▶ REQUIREMENTS:
a. What was the title of the first story L.E. Modesitt ever wrote, according to the Modesitt interview?
b. For each statement, say whether the Modesitt interview agrees with it: (i) The interview was conducted by phone. (ii) Ben Bova at first rejected Modesitt's first story. (iii) Modesitt worked as a legislative assistant for Congressman William Armstrong.
c. Extend the Modesitt interview past its final sentence.

─── EXTRACT

I hadn’t chatted with L.E. Modesitt in any depth since I last saw him a few years ago at the World Fantasy Awards. The recently released (then upcoming) 20th anniversary edition of The Magic of Recluce offered a fine opportunity for us to catch up. (You can refresh your memory of that book by reading the free excerpt here on Tor.com.)

This interview was conducted by email during January 2011.

MATTHEW CHENEY: Given the anniversary, we should probably focus on The Magic of Recluce, but I have all sorts of things I’d love to chat with you about, so I’m going to be self-indulgent. First off, you have admitted that you started out as a poet. I’m curious what led you from poetry to Analog. How did the transition happen?

L.E. MODESITT, JR.: I started writing poetry in high school because I wanted desperately to write, but somehow, writing stories didn’t appeal to me, and I loved the flow and the feel and sense of poetry, especially that of what one might call formal verse. Even to this day, most “modern” free verse seems self-indulgent, not that I haven’t occasionally self-indulged as well… but call that one of my guilty pleasures. I wrote poetry through college, with more verse published in the college literary review, and then, while I was in the Navy, both as an amphib officer and then as a pilot, and for a time thereafter I managed to get my work published in a number of very small literary magazines, as well as getting rejected time after time from the Yale Younger Poet competition.When I was in my late twenties, a friend suggested that, since I was an avid SF reader, and had been since I was barely a teenager, that since it didn’t look like the poetry was going where I wanted, I might try writing a science fiction story. I did, and the first story I ever wrote was “The Great American Economy.” Interestingly enough, it was unconsciously prescient because it was about a junior government economist in Washington D.C., and it was written when my only involvement in politics was as a Republican precinct committeeman in Colorado. I sent the story to Analog, and Ben Bova rejected it, with a note to the effect that I’d made a terrible mess of page 13, but if I’d fix that he’d look at it again. I did, and he did… and bought it.

As I’ve said at many times and in many places, I wrote and submitted, and had rejected, more than 25 more stories before I sold the second story… and probably 15 or so before selling the third. Even before I’d sold the second, however, I’d taken a job as research director for a congressional campaign. With a wife and four children and having failed as an economist—not political enough—which is another irony, and then failed as a real estate agent, I needed a paying job. I was better at political research and speechwriting and economic analysis than at pleasing corporate bosses by providing economic reports that supported what they wanted to do, rather than what was really happening in the marketplace, and ended up with a job as a legislative assistant for Congressman William Armstrong in Washington D.C. And I kept writing stories on the side, a greater and greater percentage of which got published, but far from every one.

──────
─── EXCERPTED DATA

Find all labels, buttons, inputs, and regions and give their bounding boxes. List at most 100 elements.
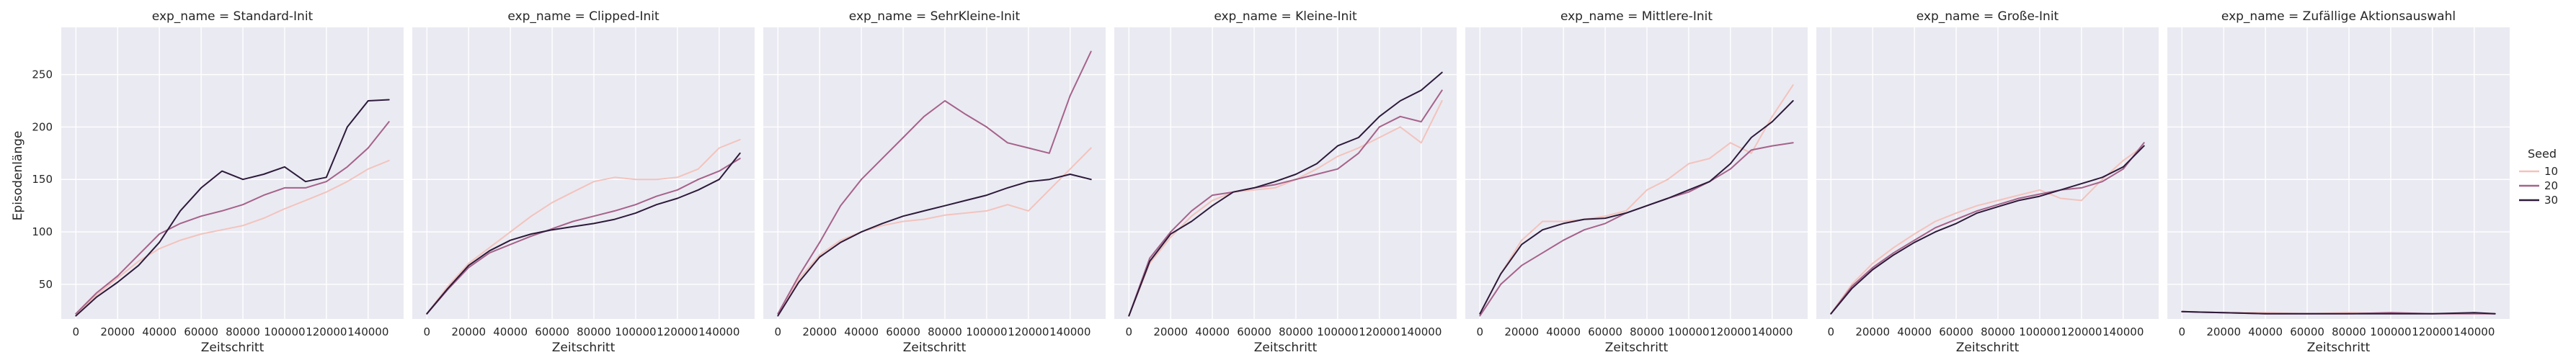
x-axis-label: Zeitschritt [1254,341,1318,355]
x-tick-label: 120000 [2412,325,2453,338]
panel-background [763,27,1106,319]
y-tick-label: 200 [32,120,53,133]
x-tick-label: 120000 [1008,325,1049,338]
x-tick-label: 140000 [2453,325,2495,338]
panel-background [412,27,755,319]
x-tick-label: 140000 [1049,325,1091,338]
y-axis-label: Episodenlänge [11,131,25,221]
x-tick-label: 60000 [886,325,920,338]
x-tick-label: 100000 [2019,325,2060,338]
facet-title: exp_name = Mittlere-Init [1560,9,1713,24]
x-tick-label: 60000 [2290,325,2324,338]
series-line-seed-10 [1128,100,1443,317]
series-line-seed-20 [75,121,390,315]
facet-title: exp_name = Kleine-Init [1214,9,1357,24]
series-line-seed-30 [777,174,1092,317]
x-tick-label: 100000 [2370,325,2411,338]
series-line-seed-10 [1830,145,2145,315]
series-line-seed-30 [2181,310,2496,315]
panel-background [2167,27,2510,319]
x-tick-label: 60000 [184,325,218,338]
facet-title: exp_name = SehrKleine-Init [849,9,1021,24]
x-tick-label: 20000 [100,325,135,338]
x-tick-label: 140000 [1751,325,1793,338]
x-tick-label: 20000 [1153,325,1188,338]
x-tick-label: 40000 [1546,325,1581,338]
x-tick-label: 80000 [1981,325,2015,338]
facet-title: exp_name = Zufällige Aktionsauswahl [2221,9,2456,24]
x-tick-label: 80000 [2332,325,2366,338]
series-line-seed-30 [1128,71,1443,317]
series-line-seed-10 [75,160,390,315]
x-axis-label: Zeitschritt [903,341,967,355]
x-tick-label: 60000 [1237,325,1271,338]
x-tick-label: 100000 [615,325,656,338]
facet-title: exp_name = Große-Init [1917,9,2059,24]
x-tick-label: 0 [1828,325,1835,338]
x-axis-label: Zeitschritt [1956,341,2020,355]
y-tick-label: 50 [39,278,53,291]
x-axis-label: Zeitschritt [552,341,616,355]
panel-background [1816,27,2159,319]
x-tick-label: 60000 [535,325,569,338]
x-tick-label: 20000 [1504,325,1539,338]
x-tick-label: 120000 [657,325,698,338]
x-tick-label: 100000 [966,325,1007,338]
series-line-seed-30 [75,99,390,317]
y-tick-label: 100 [32,225,53,238]
x-tick-label: 20000 [1855,325,1890,338]
legend-title: Seed [2528,147,2557,161]
x-tick-label: 120000 [2061,325,2102,338]
y-tick-label: 250 [32,68,53,81]
x-tick-label: 20000 [2206,325,2241,338]
x-tick-label: 120000 [1710,325,1751,338]
x-tick-label: 0 [424,325,431,338]
x-tick-label: 0 [2179,325,2186,338]
legend-label: 20 [2544,179,2558,192]
x-tick-label: 20000 [802,325,837,338]
x-tick-label: 0 [73,325,80,338]
facet-panel: exp_name = Mittlere-Init 0 20000 40000 60000… [1465,9,1808,355]
facet-title: exp_name = Standard-Init [152,9,314,24]
series-line-seed-20 [1128,89,1443,317]
legend-label: 10 [2544,165,2558,178]
x-tick-label: 140000 [2102,325,2144,338]
series-line-seed-20 [777,50,1092,315]
x-axis-label: Zeitschritt [201,341,265,355]
panel-background [1465,27,1808,319]
x-tick-label: 80000 [1279,325,1313,338]
x-tick-label: 120000 [306,325,347,338]
x-tick-label: 140000 [347,325,388,338]
x-tick-label: 80000 [1630,325,1664,338]
legend-label: 30 [2544,194,2558,207]
x-tick-label: 0 [1126,325,1133,338]
x-tick-label: 120000 [1359,325,1400,338]
facet-panel: exp_name = SehrKleine-Init 0 20000 40000 600… [763,9,1106,355]
series-line-seed-30 [426,152,741,315]
x-tick-label: 0 [1477,325,1484,338]
x-tick-label: 140000 [1400,325,1442,338]
facet-panel: exp_name = Große-Init 0 20000 40000 60000 800… [1816,9,2159,355]
x-axis-label: Zeitschritt [1605,341,1669,355]
series-line-seed-10 [1479,84,1794,315]
x-tick-label: 40000 [1195,325,1230,338]
x-tick-label: 40000 [844,325,879,338]
x-tick-label: 40000 [1897,325,1932,338]
series-line-seed-10 [426,138,741,315]
x-tick-label: 60000 [1588,325,1622,338]
series-line-seed-10 [777,147,1092,315]
x-tick-label: 40000 [2248,325,2283,338]
facet-panel: exp_name = Kleine-Init 0 20000 40000 60000 80… [1114,9,1457,355]
x-axis-label: Zeitschritt [2307,341,2371,355]
x-tick-label: 60000 [1939,325,1973,338]
x-tick-label: 0 [775,325,782,338]
x-tick-label: 100000 [264,325,305,338]
series-line-seed-20 [426,158,741,315]
x-tick-label: 40000 [142,325,177,338]
series-line-seed-30 [1830,145,2145,315]
x-tick-label: 80000 [928,325,962,338]
series-line-seed-30 [1479,100,1794,315]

──────

▶ SET OF ANSWERS:
a. "The Great American Economy."

b.
(i) No: "This interview was conducted by email during January 2011."
(ii) Yes: "I sent the story to Analog, and Ben Bova rejected it"
(iii) Yes: "ended up with a job as a legislative assistant for Congressman William Armstrong in Washington D.C."

c.
Eventually, Ben Bova threatened not to buy any more stories until I wrote a novel. So I wrote The Fires of Paratime, and after three or so rejections (including one by Jim Baen, who told me for over a year he would publish it, until he finally rejected it because it wasn’t his kind of story, and he was right) David Hartwell bought it for Timescape.

CHENEY: Has David Hartwell been your editor on every book at Tor Books?

MODESITT: As a matter of fact, David was my first editor, when he was at Timescape and purchased The Fires of Paratime, which he later republished at Tor in close to its original length as “The Timegod.” His assistant at Timescape was John Douglas, and after Simon and Schuster folded Timescape, John went to Avon where he bought my second novel. Then Hearst bought Avon and froze acquisitions, and David joined a start-up publishing operation called Tor, and I sold my third novel to him… and every single one since then.

CHENEY: Are there any secrets to a good editor-writer relationship that you’ve encountered during your career?

MODESITT: I’ve actually talked this over with David, and he’s pointed out that he has a different relationship with every writer for whom he’s an editor. In my case, from the beginning, I asked him never to give me suggestions, only to tell me what he thought was wrong or unclear and to let me fix it my way. If I couldn’t fix it to his satisfaction, then we’d talk about his suggestions. We’ve seldom gone to step two, but that’s what happens to work for us.

CHENEY: It took a while for your work to find a fairly wide readership. What kept you writing during the early years?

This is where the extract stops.